─── Excerpted records ───

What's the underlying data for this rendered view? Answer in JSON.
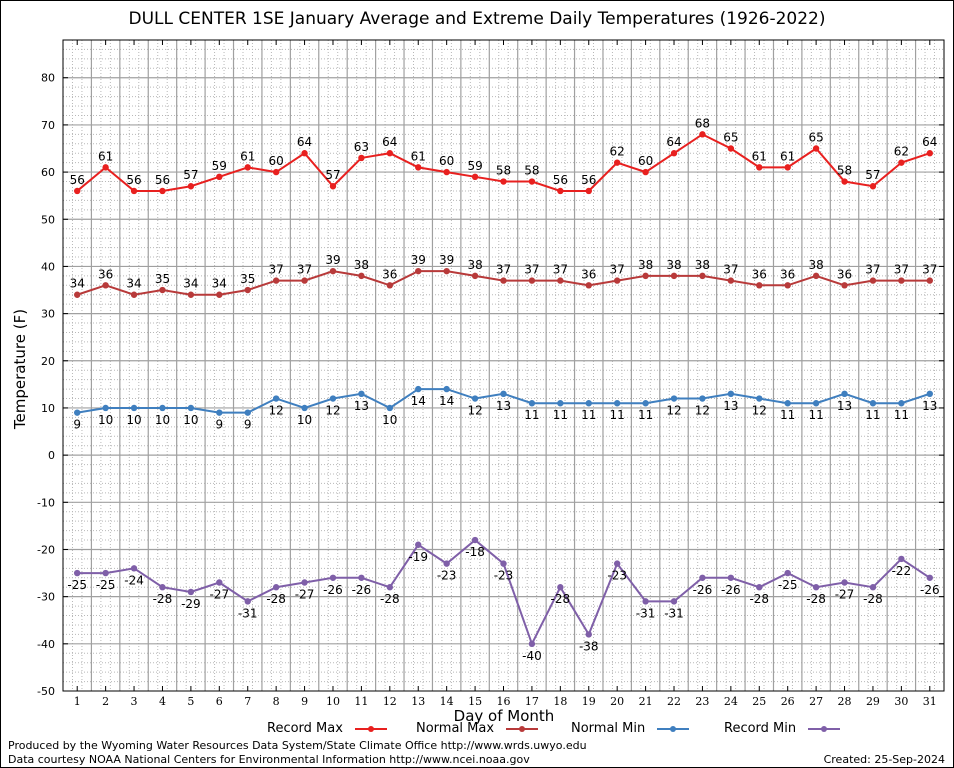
{
  "chart_data": {
    "type": "line",
    "title": "DULL CENTER 1SE January Average and Extreme Daily Temperatures (1926-2022)",
    "xlabel": "Day of Month",
    "ylabel": "Temperature (F)",
    "ylim": [
      -50,
      88
    ],
    "yticks": [
      "-50",
      "-40",
      "-30",
      "-20",
      "-10",
      "0",
      "10",
      "20",
      "30",
      "40",
      "50",
      "60",
      "70",
      "80"
    ],
    "categories": [
      "1",
      "2",
      "3",
      "4",
      "5",
      "6",
      "7",
      "8",
      "9",
      "10",
      "11",
      "12",
      "13",
      "14",
      "15",
      "16",
      "17",
      "18",
      "19",
      "20",
      "21",
      "22",
      "23",
      "24",
      "25",
      "26",
      "27",
      "28",
      "29",
      "30",
      "31"
    ],
    "grid": true,
    "legend_position": "bottom",
    "series": [
      {
        "name": "Record Max",
        "color": "#e8201f",
        "label_pos": "above",
        "values": [
          56,
          61,
          56,
          56,
          57,
          59,
          61,
          60,
          64,
          57,
          63,
          64,
          61,
          60,
          59,
          58,
          58,
          56,
          56,
          62,
          60,
          64,
          68,
          65,
          61,
          61,
          65,
          58,
          57,
          62,
          64
        ]
      },
      {
        "name": "Normal Max",
        "color": "#b83a3a",
        "label_pos": "above",
        "values": [
          34,
          36,
          34,
          35,
          34,
          34,
          35,
          37,
          37,
          39,
          38,
          36,
          39,
          39,
          38,
          37,
          37,
          37,
          36,
          37,
          38,
          38,
          38,
          37,
          36,
          36,
          38,
          36,
          37,
          37,
          37
        ]
      },
      {
        "name": "Normal Min",
        "color": "#3f7fbf",
        "label_pos": "below",
        "values": [
          9,
          10,
          10,
          10,
          10,
          9,
          9,
          12,
          10,
          12,
          13,
          10,
          14,
          14,
          12,
          13,
          11,
          11,
          11,
          11,
          11,
          12,
          12,
          13,
          12,
          11,
          11,
          13,
          11,
          11,
          13
        ]
      },
      {
        "name": "Record Min",
        "color": "#7f5fa8",
        "label_pos": "below",
        "values": [
          -25,
          -25,
          -24,
          -28,
          -29,
          -27,
          -31,
          -28,
          -27,
          -26,
          -26,
          -28,
          -19,
          -23,
          -18,
          -23,
          -40,
          -28,
          -38,
          -23,
          -31,
          -31,
          -26,
          -26,
          -28,
          -25,
          -28,
          -27,
          -28,
          -22,
          -26
        ]
      }
    ]
  },
  "footer": {
    "produced_by": "Produced by the Wyoming Water Resources Data System/State Climate Office http://www.wrds.uwyo.edu",
    "courtesy": "Data courtesy NOAA National Centers for Environmental Information http://www.ncei.noaa.gov",
    "created": "Created: 25-Sep-2024"
  }
}
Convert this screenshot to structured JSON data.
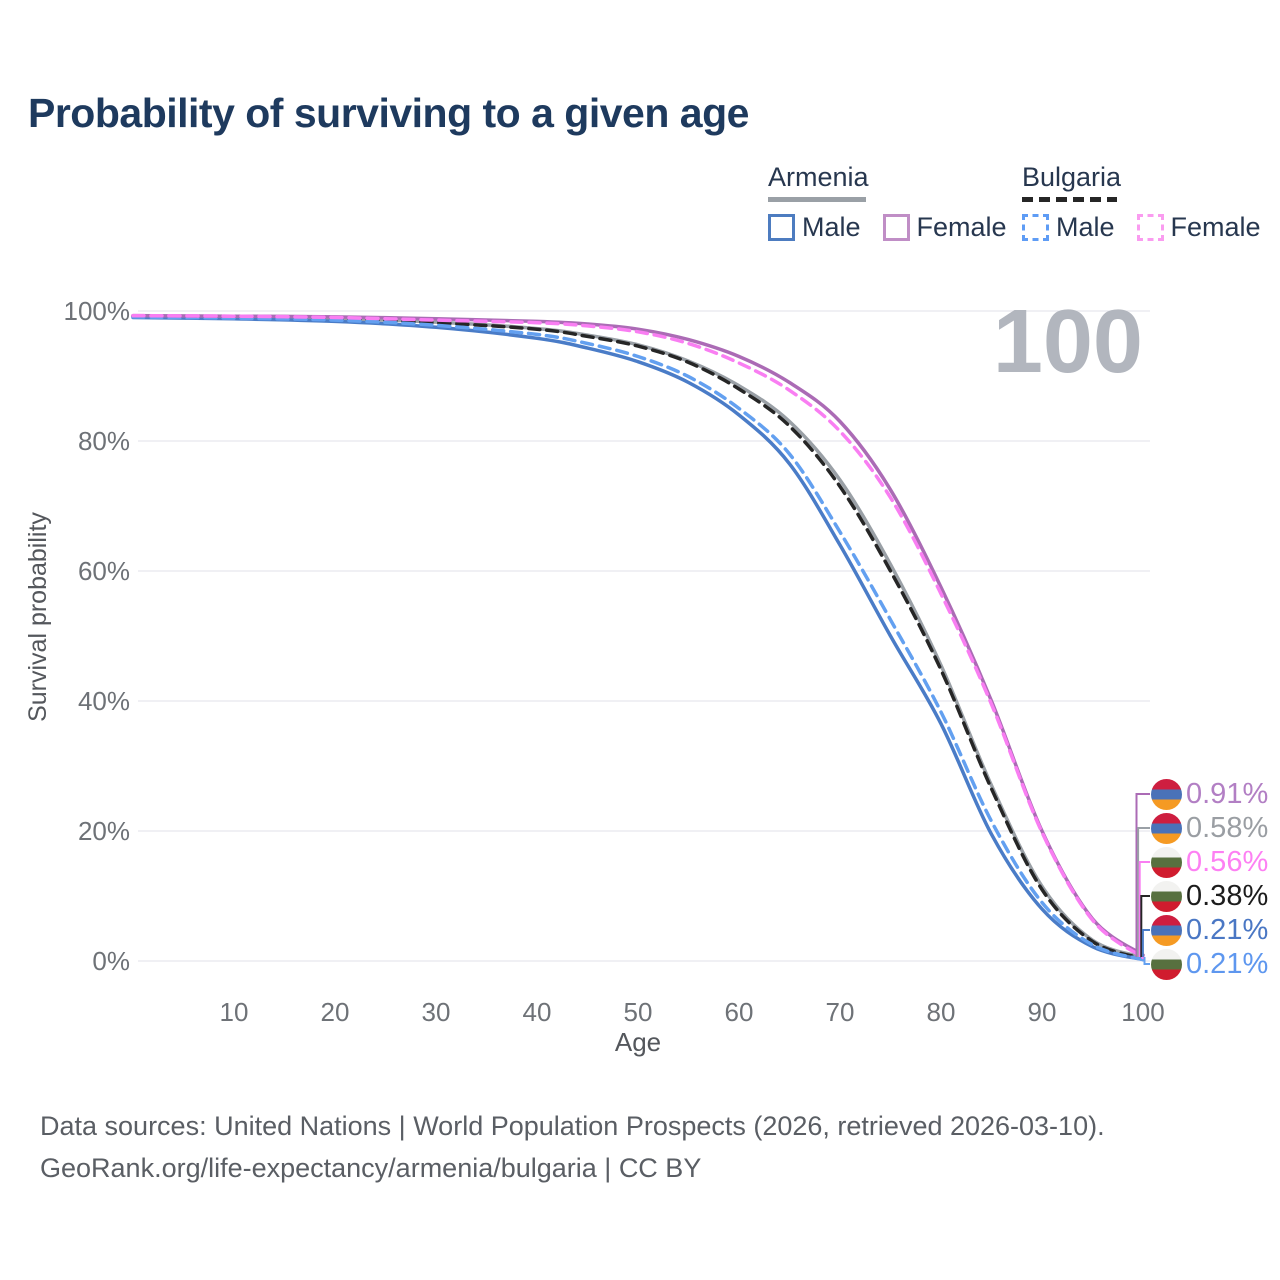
{
  "page": {
    "title": "Probability of surviving to a given age",
    "watermark_age": "100"
  },
  "legend": {
    "armenia": {
      "label": "Armenia",
      "line_style": "solid",
      "line_color": "#9aa0a6",
      "male": {
        "label": "Male",
        "color": "#4d7cc0"
      },
      "female": {
        "label": "Female",
        "color": "#c08ec6"
      }
    },
    "bulgaria": {
      "label": "Bulgaria",
      "line_style": "dashed",
      "line_color": "#262626",
      "male": {
        "label": "Male",
        "color": "#5e9cf5"
      },
      "female": {
        "label": "Female",
        "color": "#fa9cf0"
      }
    }
  },
  "chart_data": {
    "type": "line",
    "title": "Probability of surviving to a given age",
    "xlabel": "Age",
    "ylabel": "Survival probability",
    "xlim": [
      0,
      100
    ],
    "ylim": [
      0,
      100
    ],
    "grid": "horizontal-only",
    "legend_position": "top-right",
    "x_tick_values": [
      10,
      20,
      30,
      40,
      50,
      60,
      70,
      80,
      90,
      100
    ],
    "x_tick_labels": [
      "10",
      "20",
      "30",
      "40",
      "50",
      "60",
      "70",
      "80",
      "90",
      "100"
    ],
    "y_tick_values": [
      0,
      20,
      40,
      60,
      80,
      100
    ],
    "y_tick_labels": [
      "0%",
      "20%",
      "40%",
      "60%",
      "80%",
      "100%"
    ],
    "annotation_age": "100",
    "ages": [
      0,
      10,
      20,
      30,
      40,
      45,
      50,
      55,
      60,
      65,
      70,
      75,
      80,
      85,
      90,
      95,
      100
    ],
    "series": [
      {
        "id": "armenia-all",
        "name": "Armenia (both sexes)",
        "country": "Armenia",
        "sex": "Both",
        "color": "#9aa0a6",
        "dashed": false,
        "end_label": "0.58%",
        "values": [
          99.2,
          99.0,
          98.8,
          98.3,
          97.3,
          96.3,
          94.8,
          92.3,
          88.5,
          83.0,
          74.0,
          61.0,
          45.5,
          27.0,
          11.5,
          3.2,
          0.58
        ]
      },
      {
        "id": "bulgaria-all",
        "name": "Bulgaria (both sexes)",
        "country": "Bulgaria",
        "sex": "Both",
        "color": "#262626",
        "dashed": true,
        "end_label": "0.38%",
        "values": [
          99.2,
          99.0,
          98.8,
          98.2,
          97.2,
          96.1,
          94.6,
          92.1,
          88.0,
          82.3,
          73.0,
          60.0,
          44.8,
          26.5,
          11.0,
          3.0,
          0.38
        ]
      },
      {
        "id": "armenia-male",
        "name": "Armenia Male",
        "country": "Armenia",
        "sex": "Male",
        "color": "#4a7cc7",
        "dashed": false,
        "end_label": "0.21%",
        "values": [
          99.0,
          98.8,
          98.4,
          97.5,
          95.8,
          94.3,
          92.2,
          89.0,
          84.0,
          76.5,
          64.0,
          50.0,
          36.5,
          19.5,
          8.0,
          2.2,
          0.21
        ]
      },
      {
        "id": "bulgaria-male",
        "name": "Bulgaria Male",
        "country": "Bulgaria",
        "sex": "Male",
        "color": "#63a0f0",
        "dashed": true,
        "end_label": "0.21%",
        "values": [
          99.1,
          98.9,
          98.6,
          97.8,
          96.4,
          95.0,
          93.0,
          89.9,
          85.0,
          78.0,
          66.0,
          52.5,
          38.3,
          21.5,
          9.0,
          2.5,
          0.21
        ]
      },
      {
        "id": "armenia-female",
        "name": "Armenia Female",
        "country": "Armenia",
        "sex": "Female",
        "color": "#ab6bb5",
        "dashed": false,
        "end_label": "0.91%",
        "values": [
          99.3,
          99.2,
          99.1,
          98.8,
          98.4,
          98.0,
          97.2,
          95.6,
          93.0,
          89.0,
          83.0,
          72.5,
          57.5,
          40.0,
          20.0,
          6.5,
          0.91
        ]
      },
      {
        "id": "bulgaria-female",
        "name": "Bulgaria Female",
        "country": "Bulgaria",
        "sex": "Female",
        "color": "#f97ef2",
        "dashed": true,
        "end_label": "0.56%",
        "values": [
          99.3,
          99.2,
          99.0,
          98.6,
          98.2,
          97.7,
          96.8,
          95.0,
          92.0,
          87.8,
          81.5,
          71.3,
          56.5,
          39.5,
          19.8,
          6.3,
          0.56
        ]
      }
    ]
  },
  "end_labels": [
    {
      "value": "0.91%",
      "color": "#b27fc4",
      "line_color": "#ab6bb5",
      "flag": "armenia",
      "series": "armenia-female"
    },
    {
      "value": "0.58%",
      "color": "#9a9ea3",
      "line_color": "#9aa0a6",
      "flag": "armenia",
      "series": "armenia-all"
    },
    {
      "value": "0.56%",
      "color": "#fd80f3",
      "line_color": "#f97ef2",
      "flag": "bulgaria",
      "series": "bulgaria-female"
    },
    {
      "value": "0.38%",
      "color": "#1c1c1c",
      "line_color": "#262626",
      "flag": "bulgaria",
      "series": "bulgaria-all"
    },
    {
      "value": "0.21%",
      "color": "#4a77c4",
      "line_color": "#4a7cc7",
      "flag": "armenia",
      "series": "armenia-male"
    },
    {
      "value": "0.21%",
      "color": "#5e97ef",
      "line_color": "#63a0f0",
      "flag": "bulgaria",
      "series": "bulgaria-male"
    }
  ],
  "flags": {
    "armenia": [
      "#ce1e40",
      "#4a72b8",
      "#f59a23"
    ],
    "bulgaria": [
      "#f2f2f0",
      "#57703f",
      "#d01c2e"
    ]
  },
  "colors": {
    "title": "#1e3a5e",
    "tick_label": "#6e7277",
    "axis_title": "#54575c",
    "gridline": "#ececf0",
    "watermark": "#b2b6be"
  },
  "footer": {
    "line1": "Data sources: United Nations | World Population Prospects (2026, retrieved 2026-03-10).",
    "line2": "GeoRank.org/life-expectancy/armenia/bulgaria | CC BY"
  }
}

───

Copy every line of the records above that holds the word "name".

        "name": "Record Max",
        "name": "Normal Max",
        "name": "Normal Min",
        "name": "Record Min",
        "name": "Armenia (both sexes)",
        "name": "Bulgaria (both sexes)",
        "name": "Armenia Male",
        "name": "Bulgaria Male",
        "name": "Armenia Female",
        "name": "Bulgaria Female",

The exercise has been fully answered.